■ WHAT NEEDS TO BE DONE
Give the number of lines in this listing that contain "than", with no other words.

■ RECORDS PROVIDED
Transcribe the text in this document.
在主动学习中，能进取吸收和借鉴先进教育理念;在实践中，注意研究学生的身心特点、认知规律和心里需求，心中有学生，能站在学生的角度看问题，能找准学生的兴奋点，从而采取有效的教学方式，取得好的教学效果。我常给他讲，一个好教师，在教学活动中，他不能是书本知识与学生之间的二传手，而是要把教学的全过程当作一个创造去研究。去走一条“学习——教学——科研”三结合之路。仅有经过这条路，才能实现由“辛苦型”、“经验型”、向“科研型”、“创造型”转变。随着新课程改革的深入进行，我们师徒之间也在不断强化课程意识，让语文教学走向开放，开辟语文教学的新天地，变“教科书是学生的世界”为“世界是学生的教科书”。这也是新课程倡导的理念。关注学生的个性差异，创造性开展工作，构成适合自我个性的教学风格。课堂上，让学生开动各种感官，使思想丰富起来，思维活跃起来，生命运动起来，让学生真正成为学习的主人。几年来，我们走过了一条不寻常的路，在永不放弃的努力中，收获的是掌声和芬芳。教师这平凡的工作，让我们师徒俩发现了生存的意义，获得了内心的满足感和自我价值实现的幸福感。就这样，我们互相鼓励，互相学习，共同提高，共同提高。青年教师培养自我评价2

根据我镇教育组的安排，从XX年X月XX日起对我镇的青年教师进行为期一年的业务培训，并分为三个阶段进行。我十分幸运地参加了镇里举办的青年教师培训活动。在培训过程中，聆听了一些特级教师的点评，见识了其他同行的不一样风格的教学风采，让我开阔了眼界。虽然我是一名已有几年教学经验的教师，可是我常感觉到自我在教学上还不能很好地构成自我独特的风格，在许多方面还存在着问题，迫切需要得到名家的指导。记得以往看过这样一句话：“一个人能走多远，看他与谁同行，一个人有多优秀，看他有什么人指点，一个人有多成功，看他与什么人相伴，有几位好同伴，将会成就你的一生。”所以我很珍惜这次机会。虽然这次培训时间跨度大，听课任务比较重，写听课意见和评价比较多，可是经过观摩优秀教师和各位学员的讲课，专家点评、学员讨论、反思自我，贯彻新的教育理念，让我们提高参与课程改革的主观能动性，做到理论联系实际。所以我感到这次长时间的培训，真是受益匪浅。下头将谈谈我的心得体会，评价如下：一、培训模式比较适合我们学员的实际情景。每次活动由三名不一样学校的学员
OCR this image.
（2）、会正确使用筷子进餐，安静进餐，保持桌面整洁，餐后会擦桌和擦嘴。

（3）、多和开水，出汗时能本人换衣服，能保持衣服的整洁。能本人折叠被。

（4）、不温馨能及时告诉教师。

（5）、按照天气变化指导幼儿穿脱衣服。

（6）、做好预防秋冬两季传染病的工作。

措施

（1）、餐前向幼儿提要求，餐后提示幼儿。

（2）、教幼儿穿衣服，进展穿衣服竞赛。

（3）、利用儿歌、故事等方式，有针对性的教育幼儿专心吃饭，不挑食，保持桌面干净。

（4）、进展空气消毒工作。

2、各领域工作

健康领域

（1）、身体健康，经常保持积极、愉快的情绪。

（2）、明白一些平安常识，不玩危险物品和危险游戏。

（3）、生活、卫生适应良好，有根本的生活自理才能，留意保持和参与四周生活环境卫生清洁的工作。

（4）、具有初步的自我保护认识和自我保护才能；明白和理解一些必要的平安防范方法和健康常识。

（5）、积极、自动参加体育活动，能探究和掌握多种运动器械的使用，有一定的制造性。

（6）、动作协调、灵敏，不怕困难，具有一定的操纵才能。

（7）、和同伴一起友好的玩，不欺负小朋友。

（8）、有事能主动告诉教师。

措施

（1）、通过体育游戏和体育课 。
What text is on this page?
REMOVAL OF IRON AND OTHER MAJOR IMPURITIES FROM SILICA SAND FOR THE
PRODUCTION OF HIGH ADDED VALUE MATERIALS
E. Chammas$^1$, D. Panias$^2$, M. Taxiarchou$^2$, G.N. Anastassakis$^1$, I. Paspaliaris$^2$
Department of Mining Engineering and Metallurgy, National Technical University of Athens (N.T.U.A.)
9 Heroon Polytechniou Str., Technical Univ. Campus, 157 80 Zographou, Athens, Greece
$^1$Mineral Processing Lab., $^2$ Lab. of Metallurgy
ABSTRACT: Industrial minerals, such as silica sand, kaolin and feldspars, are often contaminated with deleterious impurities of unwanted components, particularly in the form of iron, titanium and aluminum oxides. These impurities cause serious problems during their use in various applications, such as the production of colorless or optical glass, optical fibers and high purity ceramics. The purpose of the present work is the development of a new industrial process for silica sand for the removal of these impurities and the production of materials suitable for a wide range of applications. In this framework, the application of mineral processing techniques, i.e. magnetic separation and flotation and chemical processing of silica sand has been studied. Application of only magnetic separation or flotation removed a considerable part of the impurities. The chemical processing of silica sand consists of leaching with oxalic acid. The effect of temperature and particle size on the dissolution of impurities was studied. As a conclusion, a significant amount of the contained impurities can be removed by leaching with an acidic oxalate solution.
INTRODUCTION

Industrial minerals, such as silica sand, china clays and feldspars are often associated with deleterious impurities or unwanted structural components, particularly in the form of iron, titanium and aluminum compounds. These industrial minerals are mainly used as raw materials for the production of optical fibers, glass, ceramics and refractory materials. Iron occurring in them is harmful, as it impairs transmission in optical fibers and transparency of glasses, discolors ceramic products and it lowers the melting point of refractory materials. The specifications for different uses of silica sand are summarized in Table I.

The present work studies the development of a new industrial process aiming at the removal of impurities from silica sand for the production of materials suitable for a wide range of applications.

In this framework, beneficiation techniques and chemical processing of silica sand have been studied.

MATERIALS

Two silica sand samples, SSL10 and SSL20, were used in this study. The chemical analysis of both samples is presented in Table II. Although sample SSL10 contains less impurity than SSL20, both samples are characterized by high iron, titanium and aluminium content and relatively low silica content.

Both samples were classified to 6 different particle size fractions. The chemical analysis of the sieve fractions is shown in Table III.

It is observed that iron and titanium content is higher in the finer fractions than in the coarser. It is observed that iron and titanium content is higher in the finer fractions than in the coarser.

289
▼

■ RESPONSE FOR THIS EXERCISE
2